▸ **Given request**
Without the pictures, set down every line of the data exactly.

Rows from a dataset
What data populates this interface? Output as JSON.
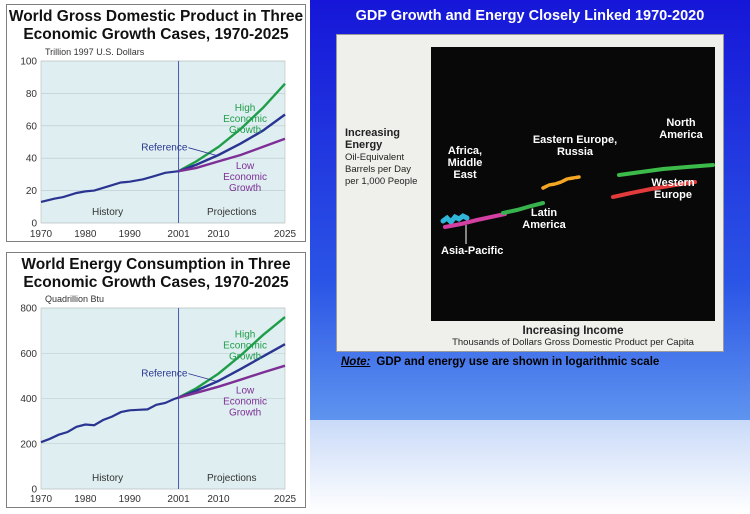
{
  "left_charts": [
    {
      "title_line1": "World Gross Domestic Product in Three",
      "title_line2": "Economic Growth Cases, 1970-2025",
      "unit_label": "Trillion 1997 U.S. Dollars",
      "history_label": "History",
      "projections_label": "Projections",
      "reference_label": "Reference",
      "high_label": [
        "High",
        "Economic",
        "Growth"
      ],
      "low_label": [
        "Low",
        "Economic",
        "Growth"
      ],
      "chart_data": {
        "type": "line",
        "title": "World Gross Domestic Product in Three Economic Growth Cases, 1970-2025",
        "ylabel": "Trillion 1997 U.S. Dollars",
        "ylim": [
          0,
          100
        ],
        "yticks": [
          0,
          20,
          40,
          60,
          80,
          100
        ],
        "x_tick_labels": [
          "1970",
          "1980",
          "1990",
          "2001",
          "2010",
          "2025"
        ],
        "history": {
          "x": [
            1970,
            1973,
            1975,
            1978,
            1980,
            1982,
            1985,
            1988,
            1990,
            1993,
            1995,
            1998,
            2001
          ],
          "y": [
            13.0,
            15.0,
            16.0,
            18.5,
            19.5,
            20.0,
            22.5,
            25.0,
            25.5,
            27.0,
            28.5,
            31.0,
            32.0
          ]
        },
        "series": [
          {
            "name": "High Economic Growth",
            "x": [
              2001,
              2005,
              2010,
              2015,
              2020,
              2025
            ],
            "y": [
              32,
              38,
              47,
              58,
              71,
              86
            ],
            "color": "#1f9e4a"
          },
          {
            "name": "Reference",
            "x": [
              2001,
              2005,
              2010,
              2015,
              2020,
              2025
            ],
            "y": [
              32,
              36,
              42,
              49,
              57,
              67
            ],
            "color": "#2a3592"
          },
          {
            "name": "Low Economic Growth",
            "x": [
              2001,
              2005,
              2010,
              2015,
              2020,
              2025
            ],
            "y": [
              32,
              34,
              38,
              42,
              47,
              52
            ],
            "color": "#7d2f96"
          }
        ],
        "divider_year": 2001
      }
    },
    {
      "title_line1": "World Energy Consumption in Three",
      "title_line2": "Economic Growth Cases, 1970-2025",
      "unit_label": "Quadrillion Btu",
      "history_label": "History",
      "projections_label": "Projections",
      "reference_label": "Reference",
      "high_label": [
        "High",
        "Economic",
        "Growth"
      ],
      "low_label": [
        "Low",
        "Economic",
        "Growth"
      ],
      "chart_data": {
        "type": "line",
        "title": "World Energy Consumption in Three Economic Growth Cases, 1970-2025",
        "ylabel": "Quadrillion Btu",
        "ylim": [
          0,
          800
        ],
        "yticks": [
          0,
          200,
          400,
          600,
          800
        ],
        "x_tick_labels": [
          "1970",
          "1980",
          "1990",
          "2001",
          "2010",
          "2025"
        ],
        "history": {
          "x": [
            1970,
            1972,
            1974,
            1976,
            1978,
            1980,
            1982,
            1984,
            1986,
            1988,
            1990,
            1992,
            1994,
            1996,
            1998,
            2000,
            2001
          ],
          "y": [
            207,
            222,
            240,
            252,
            275,
            285,
            282,
            305,
            320,
            340,
            348,
            350,
            352,
            372,
            380,
            398,
            404
          ]
        },
        "series": [
          {
            "name": "High Economic Growth",
            "x": [
              2001,
              2005,
              2010,
              2015,
              2020,
              2025
            ],
            "y": [
              404,
              445,
              510,
              590,
              680,
              760
            ],
            "color": "#1f9e4a"
          },
          {
            "name": "Reference",
            "x": [
              2001,
              2005,
              2010,
              2015,
              2020,
              2025
            ],
            "y": [
              404,
              435,
              478,
              530,
              585,
              640
            ],
            "color": "#2a3592"
          },
          {
            "name": "Low Economic Growth",
            "x": [
              2001,
              2005,
              2010,
              2015,
              2020,
              2025
            ],
            "y": [
              404,
              425,
              452,
              483,
              515,
              545
            ],
            "color": "#7d2f96"
          }
        ],
        "divider_year": 2001
      }
    }
  ],
  "right_panel": {
    "title": "GDP Growth and Energy Closely Linked 1970-2020",
    "y_axis_label": [
      "Increasing",
      "Energy"
    ],
    "y_axis_sub": [
      "Oil-Equivalent",
      "Barrels per Day",
      "per 1,000 People"
    ],
    "x_axis_label": "Increasing Income",
    "x_axis_sub": "Thousands of Dollars Gross Domestic Product per Capita",
    "regions": {
      "africa": [
        "Africa,",
        "Middle",
        "East"
      ],
      "asia_pacific": "Asia-Pacific",
      "latin_america": [
        "Latin",
        "America"
      ],
      "eastern_europe": [
        "Eastern Europe,",
        "Russia"
      ],
      "north_america": [
        "North",
        "America"
      ],
      "western_europe": [
        "Western",
        "Europe"
      ]
    },
    "note_label": "Note:",
    "note_text": "GDP and energy use are shown in logarithmic scale"
  }
}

▸ **Output**
What data populates this interface? Output as JSON.
{
  "left_charts": [
    {
      "title_line1": "World Gross Domestic Product in Three",
      "title_line2": "Economic Growth Cases, 1970-2025",
      "unit_label": "Trillion 1997 U.S. Dollars",
      "history_label": "History",
      "projections_label": "Projections",
      "reference_label": "Reference",
      "high_label": [
        "High",
        "Economic",
        "Growth"
      ],
      "low_label": [
        "Low",
        "Economic",
        "Growth"
      ],
      "chart_data": {
        "type": "line",
        "title": "World Gross Domestic Product in Three Economic Growth Cases, 1970-2025",
        "ylabel": "Trillion 1997 U.S. Dollars",
        "ylim": [
          0,
          100
        ],
        "yticks": [
          0,
          20,
          40,
          60,
          80,
          100
        ],
        "x_tick_labels": [
          "1970",
          "1980",
          "1990",
          "2001",
          "2010",
          "2025"
        ],
        "history": {
          "x": [
            1970,
            1973,
            1975,
            1978,
            1980,
            1982,
            1985,
            1988,
            1990,
            1993,
            1995,
            1998,
            2001
          ],
          "y": [
            13.0,
            15.0,
            16.0,
            18.5,
            19.5,
            20.0,
            22.5,
            25.0,
            25.5,
            27.0,
            28.5,
            31.0,
            32.0
          ]
        },
        "series": [
          {
            "name": "High Economic Growth",
            "x": [
              2001,
              2005,
              2010,
              2015,
              2020,
              2025
            ],
            "y": [
              32,
              38,
              47,
              58,
              71,
              86
            ],
            "color": "#1f9e4a"
          },
          {
            "name": "Reference",
            "x": [
              2001,
              2005,
              2010,
              2015,
              2020,
              2025
            ],
            "y": [
              32,
              36,
              42,
              49,
              57,
              67
            ],
            "color": "#2a3592"
          },
          {
            "name": "Low Economic Growth",
            "x": [
              2001,
              2005,
              2010,
              2015,
              2020,
              2025
            ],
            "y": [
              32,
              34,
              38,
              42,
              47,
              52
            ],
            "color": "#7d2f96"
          }
        ],
        "divider_year": 2001
      }
    },
    {
      "title_line1": "World Energy Consumption in Three",
      "title_line2": "Economic Growth Cases, 1970-2025",
      "unit_label": "Quadrillion Btu",
      "history_label": "History",
      "projections_label": "Projections",
      "reference_label": "Reference",
      "high_label": [
        "High",
        "Economic",
        "Growth"
      ],
      "low_label": [
        "Low",
        "Economic",
        "Growth"
      ],
      "chart_data": {
        "type": "line",
        "title": "World Energy Consumption in Three Economic Growth Cases, 1970-2025",
        "ylabel": "Quadrillion Btu",
        "ylim": [
          0,
          800
        ],
        "yticks": [
          0,
          200,
          400,
          600,
          800
        ],
        "x_tick_labels": [
          "1970",
          "1980",
          "1990",
          "2001",
          "2010",
          "2025"
        ],
        "history": {
          "x": [
            1970,
            1972,
            1974,
            1976,
            1978,
            1980,
            1982,
            1984,
            1986,
            1988,
            1990,
            1992,
            1994,
            1996,
            1998,
            2000,
            2001
          ],
          "y": [
            207,
            222,
            240,
            252,
            275,
            285,
            282,
            305,
            320,
            340,
            348,
            350,
            352,
            372,
            380,
            398,
            404
          ]
        },
        "series": [
          {
            "name": "High Economic Growth",
            "x": [
              2001,
              2005,
              2010,
              2015,
              2020,
              2025
            ],
            "y": [
              404,
              445,
              510,
              590,
              680,
              760
            ],
            "color": "#1f9e4a"
          },
          {
            "name": "Reference",
            "x": [
              2001,
              2005,
              2010,
              2015,
              2020,
              2025
            ],
            "y": [
              404,
              435,
              478,
              530,
              585,
              640
            ],
            "color": "#2a3592"
          },
          {
            "name": "Low Economic Growth",
            "x": [
              2001,
              2005,
              2010,
              2015,
              2020,
              2025
            ],
            "y": [
              404,
              425,
              452,
              483,
              515,
              545
            ],
            "color": "#7d2f96"
          }
        ],
        "divider_year": 2001
      }
    }
  ],
  "right_panel": {
    "title": "GDP Growth and Energy Closely Linked 1970-2020",
    "y_axis_label": [
      "Increasing",
      "Energy"
    ],
    "y_axis_sub": [
      "Oil-Equivalent",
      "Barrels per Day",
      "per 1,000 People"
    ],
    "x_axis_label": "Increasing Income",
    "x_axis_sub": "Thousands of Dollars Gross Domestic Product per Capita",
    "regions": {
      "africa": [
        "Africa,",
        "Middle",
        "East"
      ],
      "asia_pacific": "Asia-Pacific",
      "latin_america": [
        "Latin",
        "America"
      ],
      "eastern_europe": [
        "Eastern Europe,",
        "Russia"
      ],
      "north_america": [
        "North",
        "America"
      ],
      "western_europe": [
        "Western",
        "Europe"
      ]
    },
    "note_label": "Note:",
    "note_text": "GDP and energy use are shown in logarithmic scale"
  }
}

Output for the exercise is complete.